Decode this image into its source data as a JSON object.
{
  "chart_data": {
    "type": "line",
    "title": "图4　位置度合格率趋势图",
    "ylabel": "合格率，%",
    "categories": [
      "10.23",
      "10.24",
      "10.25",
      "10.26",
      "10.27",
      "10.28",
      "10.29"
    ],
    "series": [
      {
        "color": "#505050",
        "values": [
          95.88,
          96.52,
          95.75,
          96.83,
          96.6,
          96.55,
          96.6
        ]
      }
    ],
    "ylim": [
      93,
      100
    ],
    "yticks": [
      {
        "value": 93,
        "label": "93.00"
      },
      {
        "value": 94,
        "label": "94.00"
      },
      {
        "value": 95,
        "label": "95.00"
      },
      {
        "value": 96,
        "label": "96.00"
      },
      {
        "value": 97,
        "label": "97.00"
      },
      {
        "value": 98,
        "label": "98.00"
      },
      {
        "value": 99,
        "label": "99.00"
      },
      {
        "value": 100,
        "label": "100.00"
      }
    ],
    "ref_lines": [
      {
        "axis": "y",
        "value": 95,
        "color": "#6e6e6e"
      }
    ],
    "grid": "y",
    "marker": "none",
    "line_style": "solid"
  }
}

Problem to work on:
Repeat the listing in full, keeping every line exactly as it is.

Answer to this exercise:
Decode this image into its source data as a JSON object.
{
  "chart_data": {
    "type": "line",
    "title": "图4　位置度合格率趋势图",
    "ylabel": "合格率，%",
    "categories": [
      "10.23",
      "10.24",
      "10.25",
      "10.26",
      "10.27",
      "10.28",
      "10.29"
    ],
    "series": [
      {
        "color": "#505050",
        "values": [
          95.88,
          96.52,
          95.75,
          96.83,
          96.6,
          96.55,
          96.6
        ]
      }
    ],
    "ylim": [
      93,
      100
    ],
    "yticks": [
      {
        "value": 93,
        "label": "93.00"
      },
      {
        "value": 94,
        "label": "94.00"
      },
      {
        "value": 95,
        "label": "95.00"
      },
      {
        "value": 96,
        "label": "96.00"
      },
      {
        "value": 97,
        "label": "97.00"
      },
      {
        "value": 98,
        "label": "98.00"
      },
      {
        "value": 99,
        "label": "99.00"
      },
      {
        "value": 100,
        "label": "100.00"
      }
    ],
    "ref_lines": [
      {
        "axis": "y",
        "value": 95,
        "color": "#6e6e6e"
      }
    ],
    "grid": "y",
    "marker": "none",
    "line_style": "solid"
  }
}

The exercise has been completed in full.